*Problem set*
A: Reproduce the records from their beginning through the line containing "callout-5: 5 xyxy=(332,432,341,450)", changing "components" to "elements" and leaving all else unchanged. Omit the pictures.
B: Carry the forum discussion about recession and depression forward from the point at which it stops.

***** Provided text *****

Well let's see, in 2000 the number of people on SNAP (food stamps assistance program) was $17 billion. There has been a tripling of cost in a decade as last year the government provided $53 billion in food assistance. By Christmas 50,000,000 people may be eating at the government expense. This is a clear indicator of how our economy is doing for millions. Now if you want to argue with the cost of this $53 billion going to 40 million people, well it makes more sense than giving a handout to Goldman Sachs just so they can increase their bonus pool. Also $53 billion is a drop in the bucket compared to the $13 trillion given to Wall Street. 

So yes I would say we are in a depression, but things are only going down from here. How will all these people get food if the government cut off the food stamp program? We will see food riots here, I think so.


----------



## 7.62mmFMJ (Nov 19, 2008)

All this stimulus is just putting hot wires to a dead frog. We need a deflationary depression to clear the debt overhang and to bring prices/labor costs down to competitive levels.


----------



## SquashNut (Sep 25, 2005)

The goverment cann't tell us the truth. We would really crash if they admitted it.


----------



## Sawmill Jim (Dec 5, 2008)

I don't know if anyone else is depressed or not but i am broke :Bawling:


----------



## Shrek (May 1, 2002)

My fathers definition of the difference between the two.

"A recession is when you hear the man down the street lost his job.

A depression is when you hear that your brother in law has lost his job and your sister has called to ask if they and their kids can stay at your house until he gets back to work because they cant make their mortgage payment and have to be out by the 15th."

It all depends on which perspective your viewing it from.


----------



## johncronejr (Nov 4, 2007)

Sawmill Jim said:


> I don't know if anyone else is depressed or not but i am broke :Bawling:


Yup...me too Jim...and it is indeed depressing...


----------



## Sarabeth (Sep 14, 2008)

Shrek said:


> My fathers definition of the difference between the two.

***** Input data *****

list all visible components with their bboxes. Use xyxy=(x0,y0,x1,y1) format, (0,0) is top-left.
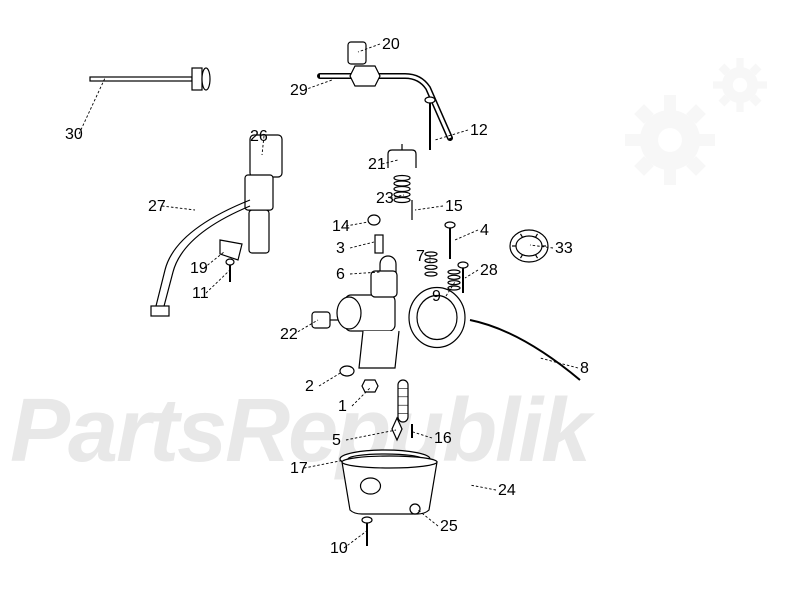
callout-15: 15 xyxy=(445,198,463,216)
callout-25: 25 xyxy=(440,518,458,536)
leaders-layer xyxy=(0,0,800,600)
callout-22: 22 xyxy=(280,326,298,344)
callout-19: 19 xyxy=(190,260,208,278)
callout-27: 27 xyxy=(148,198,166,216)
callout-5: 5 xyxy=(332,432,341,450)
diagram-canvas: PartsRepublik 30202912262123152714437331… xyxy=(0,0,800,600)
callout-20: 20 xyxy=(382,36,400,54)
callout-6: 6 xyxy=(336,266,345,284)
callout-28: 28 xyxy=(480,262,498,280)
callout-21: 21 xyxy=(368,156,386,174)
callout-30: 30 xyxy=(65,126,83,144)
callout-4: 4 xyxy=(480,222,489,240)
callout-29: 29 xyxy=(290,82,308,100)
callout-10: 10 xyxy=(330,540,348,558)
callout-12: 12 xyxy=(470,122,488,140)
callout-17: 17 xyxy=(290,460,308,478)
callout-24: 24 xyxy=(498,482,516,500)
callout-2: 2 xyxy=(305,378,314,396)
callout-1: 1 xyxy=(338,398,347,416)
callout-9: 9 xyxy=(432,288,441,306)
callout-16: 16 xyxy=(434,430,452,448)
callout-14: 14 xyxy=(332,218,350,236)
callout-3: 3 xyxy=(336,240,345,258)
callout-26: 26 xyxy=(250,128,268,146)
callout-7: 7 xyxy=(416,248,425,266)
callout-33: 33 xyxy=(555,240,573,258)
callout-8: 8 xyxy=(580,360,589,378)
callout-23: 23 xyxy=(376,190,394,208)
callout-11: 11 xyxy=(192,285,209,303)
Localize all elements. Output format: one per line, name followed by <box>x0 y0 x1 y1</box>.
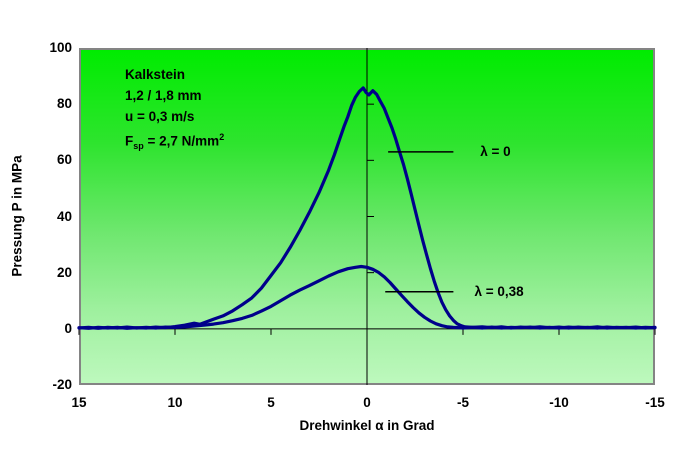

*****

*Outputs for the tasks*
A:
list all visible elements with their bboxes. Use xyxy=(x0,y0,x1,y1) format, (0,0) is top-left.
callout-15: 15 xyxy=(445,198,463,216)
callout-25: 25 xyxy=(440,518,458,536)
leaders-layer xyxy=(0,0,800,600)
callout-22: 22 xyxy=(280,326,298,344)
callout-19: 19 xyxy=(190,260,208,278)
callout-27: 27 xyxy=(148,198,166,216)
callout-5: 5 xyxy=(332,432,341,450)

B:
> 
> "A recession is when you hear the man down the street lost his job.
> 
> ...


That's a good description. My FIL has said time and again that the difference between now and the GD is that we have unemployment and other assistance that was unavailable at that time. If it were not for that, I do believe that we would be seeing blocks long soup lines.


----------



## SquashNut (Sep 25, 2005)

My husband was telling me that people he has talked to lately have been getting cut off the unemployment and had reductions in welfare and food stamps. 
One guy was getting $600 a month cash and $10 in food stamps to live on. Now no food stamps and $50 less cash. Hard enough to live on what he was getting now $60 less a month. He told dh he had no change in circumstances. If he reports any thing, even recycleing cans they cut him some more.
Around here the food banks are dry. They give only one box of food a month and less in the box each time. Lines are long for a small town.
Garden this year is Ok, but wish it were bigger.


----------



## HTWannabee (Jan 19, 2007)

ET1 SS said:


> Yes we are in a depression.
> 
> The latest unadjusted unemployment rate is like 23%.


ETI, I don't doubt the number 23% but can you please let us know where you got this? I got a number closer to 10% US unemployment seasonally adjusted from the data that the Boston Federal Reserve puts out in its New England Economic Indicators publication. I know, I know, consider the source! I was surprised by the 10% and wonder at a 13% seasonal adjustment? 

Thanks!


----------



## ET1 SS (Oct 22, 2005)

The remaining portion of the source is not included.